**Requirements**.
Find the string "Dörfer" in the entries and copy each line that has it.

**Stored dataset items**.
++++++++++
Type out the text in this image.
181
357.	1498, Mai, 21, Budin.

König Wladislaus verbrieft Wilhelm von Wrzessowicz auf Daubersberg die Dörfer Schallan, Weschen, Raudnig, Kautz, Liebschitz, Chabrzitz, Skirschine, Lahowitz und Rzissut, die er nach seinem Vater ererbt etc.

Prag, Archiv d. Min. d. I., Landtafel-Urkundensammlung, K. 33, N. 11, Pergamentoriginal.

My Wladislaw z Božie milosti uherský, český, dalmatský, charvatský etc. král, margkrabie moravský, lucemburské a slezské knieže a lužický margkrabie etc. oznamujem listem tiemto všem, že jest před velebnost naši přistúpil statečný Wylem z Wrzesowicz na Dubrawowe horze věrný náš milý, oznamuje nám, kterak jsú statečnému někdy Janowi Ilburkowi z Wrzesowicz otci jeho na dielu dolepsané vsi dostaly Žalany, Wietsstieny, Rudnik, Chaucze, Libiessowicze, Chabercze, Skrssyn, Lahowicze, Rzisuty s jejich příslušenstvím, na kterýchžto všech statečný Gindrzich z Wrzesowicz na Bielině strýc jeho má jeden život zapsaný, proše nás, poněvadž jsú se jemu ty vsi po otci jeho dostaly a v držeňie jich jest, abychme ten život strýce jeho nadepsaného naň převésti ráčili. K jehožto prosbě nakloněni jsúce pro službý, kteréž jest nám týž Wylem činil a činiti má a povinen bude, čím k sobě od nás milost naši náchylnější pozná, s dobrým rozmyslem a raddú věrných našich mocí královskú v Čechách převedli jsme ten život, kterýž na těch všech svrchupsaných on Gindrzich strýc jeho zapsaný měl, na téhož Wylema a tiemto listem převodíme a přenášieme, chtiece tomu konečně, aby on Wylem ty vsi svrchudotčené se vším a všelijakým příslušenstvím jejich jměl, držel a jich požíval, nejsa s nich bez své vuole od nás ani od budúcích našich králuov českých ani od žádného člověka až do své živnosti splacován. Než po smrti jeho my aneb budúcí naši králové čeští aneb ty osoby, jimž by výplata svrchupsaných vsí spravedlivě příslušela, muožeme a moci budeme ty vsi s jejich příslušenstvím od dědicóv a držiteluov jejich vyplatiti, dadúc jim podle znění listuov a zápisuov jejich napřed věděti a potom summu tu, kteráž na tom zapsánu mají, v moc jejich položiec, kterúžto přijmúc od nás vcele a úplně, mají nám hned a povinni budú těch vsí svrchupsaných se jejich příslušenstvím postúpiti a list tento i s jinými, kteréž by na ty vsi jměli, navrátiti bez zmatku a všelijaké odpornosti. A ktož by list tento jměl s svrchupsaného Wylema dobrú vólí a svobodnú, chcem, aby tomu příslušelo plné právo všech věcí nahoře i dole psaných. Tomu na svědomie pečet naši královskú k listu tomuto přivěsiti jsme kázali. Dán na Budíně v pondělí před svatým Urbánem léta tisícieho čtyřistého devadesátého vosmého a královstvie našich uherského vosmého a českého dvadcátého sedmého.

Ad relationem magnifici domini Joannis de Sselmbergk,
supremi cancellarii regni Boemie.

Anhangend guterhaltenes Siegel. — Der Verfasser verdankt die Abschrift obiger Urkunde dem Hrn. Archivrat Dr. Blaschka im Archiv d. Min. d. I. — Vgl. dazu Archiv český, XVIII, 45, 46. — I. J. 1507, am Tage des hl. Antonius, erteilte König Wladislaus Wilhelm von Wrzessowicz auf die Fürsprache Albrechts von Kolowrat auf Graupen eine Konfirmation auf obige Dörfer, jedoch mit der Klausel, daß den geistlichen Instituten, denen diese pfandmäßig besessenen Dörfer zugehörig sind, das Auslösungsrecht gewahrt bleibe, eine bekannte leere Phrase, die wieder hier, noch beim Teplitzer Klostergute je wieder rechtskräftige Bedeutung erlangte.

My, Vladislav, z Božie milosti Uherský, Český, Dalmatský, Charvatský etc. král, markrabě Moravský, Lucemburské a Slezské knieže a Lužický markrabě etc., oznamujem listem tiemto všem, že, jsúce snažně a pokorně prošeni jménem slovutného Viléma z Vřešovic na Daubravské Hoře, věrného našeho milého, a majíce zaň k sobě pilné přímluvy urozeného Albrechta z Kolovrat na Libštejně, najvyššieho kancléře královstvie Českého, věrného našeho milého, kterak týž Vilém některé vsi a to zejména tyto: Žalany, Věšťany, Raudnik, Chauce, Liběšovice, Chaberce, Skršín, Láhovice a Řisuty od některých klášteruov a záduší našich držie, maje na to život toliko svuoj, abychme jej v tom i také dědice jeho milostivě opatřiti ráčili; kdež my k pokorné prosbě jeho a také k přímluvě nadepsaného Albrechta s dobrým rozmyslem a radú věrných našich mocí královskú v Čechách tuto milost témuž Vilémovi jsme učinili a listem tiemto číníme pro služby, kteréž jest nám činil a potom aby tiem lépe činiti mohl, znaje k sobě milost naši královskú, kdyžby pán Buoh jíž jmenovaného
++++++++++
**Task answer**.
König Wladislaus verbrieft Wilhelm von Wrzessowicz auf Daubersberg die Dörfer Schallan, Weschen, Raudnig, Kautz, Liebschitz, Chabrzitz, Skirschine, Lahowitz und Rzissut, die er nach seinem Vater ererbt etc.
Anhangend guterhaltenes Siegel. — Der Verfasser verdankt die Abschrift obiger Urkunde dem Hrn. Archivrat Dr. Blaschka im Archiv d. Min. d. I. — Vgl. dazu Archiv český, XVIII, 45, 46. — I. J. 1507, am Tage des hl. Antonius, erteilte König Wladislaus Wilhelm von Wrzessowicz auf die Fürsprache Albrechts von Kolowrat auf Graupen eine Konfirmation auf obige Dörfer, jedoch mit der Klausel, daß den geistlichen Instituten, denen diese pfandmäßig besessenen Dörfer zugehörig sind, das Auslösungsrecht gewahrt bleibe, eine bekannte leere Phrase, die wieder hier, noch beim Teplitzer Klostergute je wieder rechtskräftige Bedeutung erlangte.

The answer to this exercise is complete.